- DATASET CONTENT

---

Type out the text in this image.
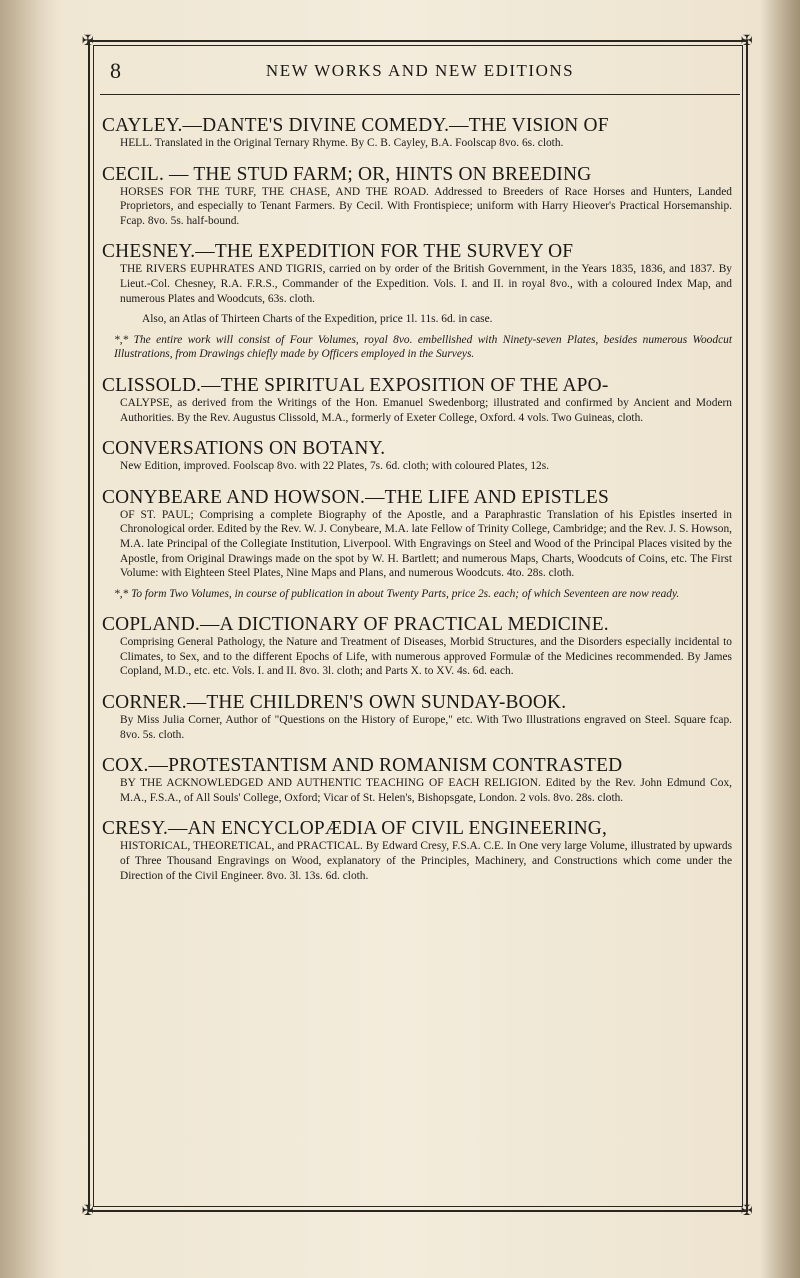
✠	✠
✠	✠
8	NEW WORKS AND NEW EDITIONS
CAYLEY.—DANTE'S DIVINE COMEDY.—THE VISION OF
HELL. Translated in the Original Ternary Rhyme. By C. B. Cayley, B.A. Foolscap 8vo. 6s. cloth.
CECIL. — THE STUD FARM; OR, HINTS ON BREEDING
HORSES FOR THE TURF, THE CHASE, AND THE ROAD. Addressed to Breeders of Race Horses and Hunters, Landed Proprietors, and especially to Tenant Farmers. By Cecil. With Frontispiece; uniform with Harry Hieover's Practical Horsemanship. Fcap. 8vo. 5s. half-bound.
CHESNEY.—THE EXPEDITION FOR THE SURVEY OF
THE RIVERS EUPHRATES AND TIGRIS, carried on by order of the British Government, in the Years 1835, 1836, and 1837. By Lieut.-Col. Chesney, R.A. F.R.S., Commander of the Expedition. Vols. I. and II. in royal 8vo., with a coloured Index Map, and numerous Plates and Woodcuts, 63s. cloth.
Also, an Atlas of Thirteen Charts of the Expedition, price 1l. 11s. 6d. in case.
*,* The entire work will consist of Four Volumes, royal 8vo. embellished with Ninety-seven Plates, besides numerous Woodcut Illustrations, from Drawings chiefly made by Officers employed in the Surveys.
CLISSOLD.—THE SPIRITUAL EXPOSITION OF THE APO-
CALYPSE, as derived from the Writings of the Hon. Emanuel Swedenborg; illustrated and confirmed by Ancient and Modern Authorities. By the Rev. Augustus Clissold, M.A., formerly of Exeter College, Oxford. 4 vols. Two Guineas, cloth.
CONVERSATIONS ON BOTANY.
New Edition, improved. Foolscap 8vo. with 22 Plates, 7s. 6d. cloth; with coloured Plates, 12s.
CONYBEARE AND HOWSON.—THE LIFE AND EPISTLES
OF ST. PAUL; Comprising a complete Biography of the Apostle, and a Paraphrastic Translation of his Epistles inserted in Chronological order. Edited by the Rev. W. J. Conybeare, M.A. late Fellow of Trinity College, Cambridge; and the Rev. J. S. Howson, M.A. late Principal of the Collegiate Institution, Liverpool. With Engravings on Steel and Wood of the Principal Places visited by the Apostle, from Original Drawings made on the spot by W. H. Bartlett; and numerous Maps, Charts, Woodcuts of Coins, etc. The First Volume: with Eighteen Steel Plates, Nine Maps and Plans, and numerous Woodcuts. 4to. 28s. cloth.
*,* To form Two Volumes, in course of publication in about Twenty Parts, price 2s. each; of which Seventeen are now ready.
COPLAND.—A DICTIONARY OF PRACTICAL MEDICINE.
Comprising General Pathology, the Nature and Treatment of Diseases, Morbid Structures, and the Disorders especially incidental to Climates, to Sex, and to the different Epochs of Life, with numerous approved Formulæ of the Medicines recommended. By James Copland, M.D., etc. etc. Vols. I. and II. 8vo. 3l. cloth; and Parts X. to XV. 4s. 6d. each.
CORNER.—THE CHILDREN'S OWN SUNDAY-BOOK.
By Miss Julia Corner, Author of "Questions on the History of Europe," etc. With Two Illustrations engraved on Steel. Square fcap. 8vo. 5s. cloth.
COX.—PROTESTANTISM AND ROMANISM CONTRASTED
BY THE ACKNOWLEDGED AND AUTHENTIC TEACHING OF EACH RELIGION. Edited by the Rev. John Edmund Cox, M.A., F.S.A., of All Souls' College, Oxford; Vicar of St. Helen's, Bishopsgate, London. 2 vols. 8vo. 28s. cloth.
CRESY.—AN ENCYCLOPÆDIA OF CIVIL ENGINEERING,
HISTORICAL, THEORETICAL, and PRACTICAL. By Edward Cresy, F.S.A. C.E. In One very large Volume, illustrated by upwards of Three Thousand Engravings on Wood, explanatory of the Principles, Machinery, and Constructions which come under the Direction of the Civil Engineer. 8vo. 3l. 13s. 6d. cloth.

---

- SET PROBLEM
Using the listing, collect all lines in which the string "Foolscap" is found.

- ANSWER
HELL. Translated in the Original Ternary Rhyme. By C. B. Cayley, B.A. Foolscap 8vo. 6s. cloth.
New Edition, improved. Foolscap 8vo. with 22 Plates, 7s. 6d. cloth; with coloured Plates, 12s.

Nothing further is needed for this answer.